TO DO - Go through the entries below and write each one out exactly.

* start *

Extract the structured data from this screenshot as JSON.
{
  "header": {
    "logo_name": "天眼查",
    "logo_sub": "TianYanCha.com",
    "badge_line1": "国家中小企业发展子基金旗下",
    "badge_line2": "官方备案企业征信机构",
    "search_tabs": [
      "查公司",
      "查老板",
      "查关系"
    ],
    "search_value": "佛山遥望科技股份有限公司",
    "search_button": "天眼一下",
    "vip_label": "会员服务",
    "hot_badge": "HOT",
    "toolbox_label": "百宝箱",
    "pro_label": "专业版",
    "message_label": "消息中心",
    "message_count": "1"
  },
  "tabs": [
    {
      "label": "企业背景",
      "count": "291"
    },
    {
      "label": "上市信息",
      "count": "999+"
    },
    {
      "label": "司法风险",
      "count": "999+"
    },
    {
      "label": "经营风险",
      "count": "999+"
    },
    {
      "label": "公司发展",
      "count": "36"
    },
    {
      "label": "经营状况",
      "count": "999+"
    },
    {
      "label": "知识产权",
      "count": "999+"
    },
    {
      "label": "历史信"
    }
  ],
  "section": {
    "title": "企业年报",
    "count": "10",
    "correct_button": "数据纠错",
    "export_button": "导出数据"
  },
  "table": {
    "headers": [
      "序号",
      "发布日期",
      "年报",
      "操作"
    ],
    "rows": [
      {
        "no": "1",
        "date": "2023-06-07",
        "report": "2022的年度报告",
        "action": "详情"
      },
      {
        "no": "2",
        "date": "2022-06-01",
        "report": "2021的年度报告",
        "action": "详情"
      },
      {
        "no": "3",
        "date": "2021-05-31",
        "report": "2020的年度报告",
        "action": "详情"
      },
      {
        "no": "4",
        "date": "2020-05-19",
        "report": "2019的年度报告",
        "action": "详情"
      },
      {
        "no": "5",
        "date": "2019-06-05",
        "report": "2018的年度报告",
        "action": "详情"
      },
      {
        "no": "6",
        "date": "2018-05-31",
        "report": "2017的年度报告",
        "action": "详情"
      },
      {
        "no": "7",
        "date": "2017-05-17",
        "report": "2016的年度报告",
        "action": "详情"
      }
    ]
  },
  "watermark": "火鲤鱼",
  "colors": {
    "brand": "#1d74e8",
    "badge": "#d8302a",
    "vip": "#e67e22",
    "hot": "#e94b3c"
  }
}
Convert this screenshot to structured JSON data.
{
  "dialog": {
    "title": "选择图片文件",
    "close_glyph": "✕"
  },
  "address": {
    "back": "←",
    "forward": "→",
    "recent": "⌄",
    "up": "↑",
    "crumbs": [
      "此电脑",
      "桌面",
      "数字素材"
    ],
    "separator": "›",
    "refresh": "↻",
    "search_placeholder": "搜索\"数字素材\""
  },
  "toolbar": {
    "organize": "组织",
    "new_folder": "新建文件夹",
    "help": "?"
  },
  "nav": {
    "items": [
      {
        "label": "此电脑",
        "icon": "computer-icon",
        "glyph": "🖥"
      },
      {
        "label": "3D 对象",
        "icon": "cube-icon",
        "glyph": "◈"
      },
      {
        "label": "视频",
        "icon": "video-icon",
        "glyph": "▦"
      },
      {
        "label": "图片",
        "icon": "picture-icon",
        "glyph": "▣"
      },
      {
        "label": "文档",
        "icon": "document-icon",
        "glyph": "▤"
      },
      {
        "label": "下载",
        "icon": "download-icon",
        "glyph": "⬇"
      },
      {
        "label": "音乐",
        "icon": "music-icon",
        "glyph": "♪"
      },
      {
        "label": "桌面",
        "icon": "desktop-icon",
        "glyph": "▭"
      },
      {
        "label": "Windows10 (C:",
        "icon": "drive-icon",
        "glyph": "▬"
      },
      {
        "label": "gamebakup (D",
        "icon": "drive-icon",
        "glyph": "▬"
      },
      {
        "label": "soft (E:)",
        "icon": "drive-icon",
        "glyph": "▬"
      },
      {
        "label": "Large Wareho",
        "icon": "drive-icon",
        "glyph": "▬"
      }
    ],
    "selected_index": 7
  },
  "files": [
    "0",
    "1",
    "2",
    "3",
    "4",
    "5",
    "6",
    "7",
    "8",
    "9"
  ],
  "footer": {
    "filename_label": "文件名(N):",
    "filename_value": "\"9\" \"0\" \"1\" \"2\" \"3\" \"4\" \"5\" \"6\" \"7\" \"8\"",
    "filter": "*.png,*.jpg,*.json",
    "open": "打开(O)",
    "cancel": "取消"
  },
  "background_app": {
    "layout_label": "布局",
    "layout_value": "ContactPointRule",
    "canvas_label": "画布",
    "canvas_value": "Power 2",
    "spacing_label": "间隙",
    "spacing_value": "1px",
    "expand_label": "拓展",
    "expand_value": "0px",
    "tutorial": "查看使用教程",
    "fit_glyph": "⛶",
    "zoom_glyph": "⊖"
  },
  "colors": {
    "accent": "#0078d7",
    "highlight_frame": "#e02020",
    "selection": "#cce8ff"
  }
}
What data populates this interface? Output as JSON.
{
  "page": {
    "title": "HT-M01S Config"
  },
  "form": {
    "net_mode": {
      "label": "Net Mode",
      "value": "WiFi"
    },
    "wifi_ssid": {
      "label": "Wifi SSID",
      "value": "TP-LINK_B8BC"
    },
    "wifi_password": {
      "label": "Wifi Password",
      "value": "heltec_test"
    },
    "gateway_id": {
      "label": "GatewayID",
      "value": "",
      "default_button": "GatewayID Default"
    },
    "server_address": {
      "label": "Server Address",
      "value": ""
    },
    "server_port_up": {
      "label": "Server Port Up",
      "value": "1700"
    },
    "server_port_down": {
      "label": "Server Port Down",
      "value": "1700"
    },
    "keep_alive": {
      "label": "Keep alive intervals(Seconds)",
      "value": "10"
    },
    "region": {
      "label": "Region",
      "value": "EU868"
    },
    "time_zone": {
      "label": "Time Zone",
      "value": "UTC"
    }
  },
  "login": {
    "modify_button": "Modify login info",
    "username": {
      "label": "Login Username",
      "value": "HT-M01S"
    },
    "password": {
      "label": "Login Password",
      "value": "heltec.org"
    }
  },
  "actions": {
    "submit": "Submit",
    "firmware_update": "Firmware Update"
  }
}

* end *

TASK RESULT -
Extract the structured data from this screenshot as JSON.
{
  "header": {
    "logo_name": "天眼查",
    "logo_sub": "TianYanCha.com",
    "badge_line1": "国家中小企业发展子基金旗下",
    "badge_line2": "官方备案企业征信机构",
    "search_tabs": [
      "查公司",
      "查老板",
      "查关系"
    ],
    "search_value": "佛山遥望科技股份有限公司",
    "search_button": "天眼一下",
    "vip_label": "会员服务",
    "hot_badge": "HOT",
    "toolbox_label": "百宝箱",
    "pro_label": "专业版",
    "message_label": "消息中心",
    "message_count": "1"
  },
  "tabs": [
    {
      "label": "企业背景",
      "count": "291"
    },
    {
      "label": "上市信息",
      "count": "999+"
    },
    {
      "label": "司法风险",
      "count": "999+"
    },
    {
      "label": "经营风险",
      "count": "999+"
    },
    {
      "label": "公司发展",
      "count": "36"
    },
    {
      "label": "经营状况",
      "count": "999+"
    },
    {
      "label": "知识产权",
      "count": "999+"
    },
    {
      "label": "历史信"
    }
  ],
  "section": {
    "title": "企业年报",
    "count": "10",
    "correct_button": "数据纠错",
    "export_button": "导出数据"
  },
  "table": {
    "headers": [
      "序号",
      "发布日期",
      "年报",
      "操作"
    ],
    "rows": [
      {
        "no": "1",
        "date": "2023-06-07",
        "report": "2022的年度报告",
        "action": "详情"
      },
      {
        "no": "2",
        "date": "2022-06-01",
        "report": "2021的年度报告",
        "action": "详情"
      },
      {
        "no": "3",
        "date": "2021-05-31",
        "report": "2020的年度报告",
        "action": "详情"
      },
      {
        "no": "4",
        "date": "2020-05-19",
        "report": "2019的年度报告",
        "action": "详情"
      },
      {
        "no": "5",
        "date": "2019-06-05",
        "report": "2018的年度报告",
        "action": "详情"
      },
      {
        "no": "6",
        "date": "2018-05-31",
        "report": "2017的年度报告",
        "action": "详情"
      },
      {
        "no": "7",
        "date": "2017-05-17",
        "report": "2016的年度报告",
        "action": "详情"
      }
    ]
  },
  "watermark": "火鲤鱼",
  "colors": {
    "brand": "#1d74e8",
    "badge": "#d8302a",
    "vip": "#e67e22",
    "hot": "#e94b3c"
  }
}
Convert this screenshot to structured JSON data.
{
  "dialog": {
    "title": "选择图片文件",
    "close_glyph": "✕"
  },
  "address": {
    "back": "←",
    "forward": "→",
    "recent": "⌄",
    "up": "↑",
    "crumbs": [
      "此电脑",
      "桌面",
      "数字素材"
    ],
    "separator": "›",
    "refresh": "↻",
    "search_placeholder": "搜索\"数字素材\""
  },
  "toolbar": {
    "organize": "组织",
    "new_folder": "新建文件夹",
    "help": "?"
  },
  "nav": {
    "items": [
      {
        "label": "此电脑",
        "icon": "computer-icon",
        "glyph": "🖥"
      },
      {
        "label": "3D 对象",
        "icon": "cube-icon",
        "glyph": "◈"
      },
      {
        "label": "视频",
        "icon": "video-icon",
        "glyph": "▦"
      },
      {
        "label": "图片",
        "icon": "picture-icon",
        "glyph": "▣"
      },
      {
        "label": "文档",
        "icon": "document-icon",
        "glyph": "▤"
      },
      {
        "label": "下载",
        "icon": "download-icon",
        "glyph": "⬇"
      },
      {
        "label": "音乐",
        "icon": "music-icon",
        "glyph": "♪"
      },
      {
        "label": "桌面",
        "icon": "desktop-icon",
        "glyph": "▭"
      },
      {
        "label": "Windows10 (C:",
        "icon": "drive-icon",
        "glyph": "▬"
      },
      {
        "label": "gamebakup (D",
        "icon": "drive-icon",
        "glyph": "▬"
      },
      {
        "label": "soft (E:)",
        "icon": "drive-icon",
        "glyph": "▬"
      },
      {
        "label": "Large Wareho",
        "icon": "drive-icon",
        "glyph": "▬"
      }
    ],
    "selected_index": 7
  },
  "files": [
    "0",
    "1",
    "2",
    "3",
    "4",
    "5",
    "6",
    "7",
    "8",
    "9"
  ],
  "footer": {
    "filename_label": "文件名(N):",
    "filename_value": "\"9\" \"0\" \"1\" \"2\" \"3\" \"4\" \"5\" \"6\" \"7\" \"8\"",
    "filter": "*.png,*.jpg,*.json",
    "open": "打开(O)",
    "cancel": "取消"
  },
  "background_app": {
    "layout_label": "布局",
    "layout_value": "ContactPointRule",
    "canvas_label": "画布",
    "canvas_value": "Power 2",
    "spacing_label": "间隙",
    "spacing_value": "1px",
    "expand_label": "拓展",
    "expand_value": "0px",
    "tutorial": "查看使用教程",
    "fit_glyph": "⛶",
    "zoom_glyph": "⊖"
  },
  "colors": {
    "accent": "#0078d7",
    "highlight_frame": "#e02020",
    "selection": "#cce8ff"
  }
}
What data populates this interface? Output as JSON.
{
  "page": {
    "title": "HT-M01S Config"
  },
  "form": {
    "net_mode": {
      "label": "Net Mode",
      "value": "WiFi"
    },
    "wifi_ssid": {
      "label": "Wifi SSID",
      "value": "TP-LINK_B8BC"
    },
    "wifi_password": {
      "label": "Wifi Password",
      "value": "heltec_test"
    },
    "gateway_id": {
      "label": "GatewayID",
      "value": "",
      "default_button": "GatewayID Default"
    },
    "server_address": {
      "label": "Server Address",
      "value": ""
    },
    "server_port_up": {
      "label": "Server Port Up",
      "value": "1700"
    },
    "server_port_down": {
      "label": "Server Port Down",
      "value": "1700"
    },
    "keep_alive": {
      "label": "Keep alive intervals(Seconds)",
      "value": "10"
    },
    "region": {
      "label": "Region",
      "value": "EU868"
    },
    "time_zone": {
      "label": "Time Zone",
      "value": "UTC"
    }
  },
  "login": {
    "modify_button": "Modify login info",
    "username": {
      "label": "Login Username",
      "value": "HT-M01S"
    },
    "password": {
      "label": "Login Password",
      "value": "heltec.org"
    }
  },
  "actions": {
    "submit": "Submit",
    "firmware_update": "Firmware Update"
  }
}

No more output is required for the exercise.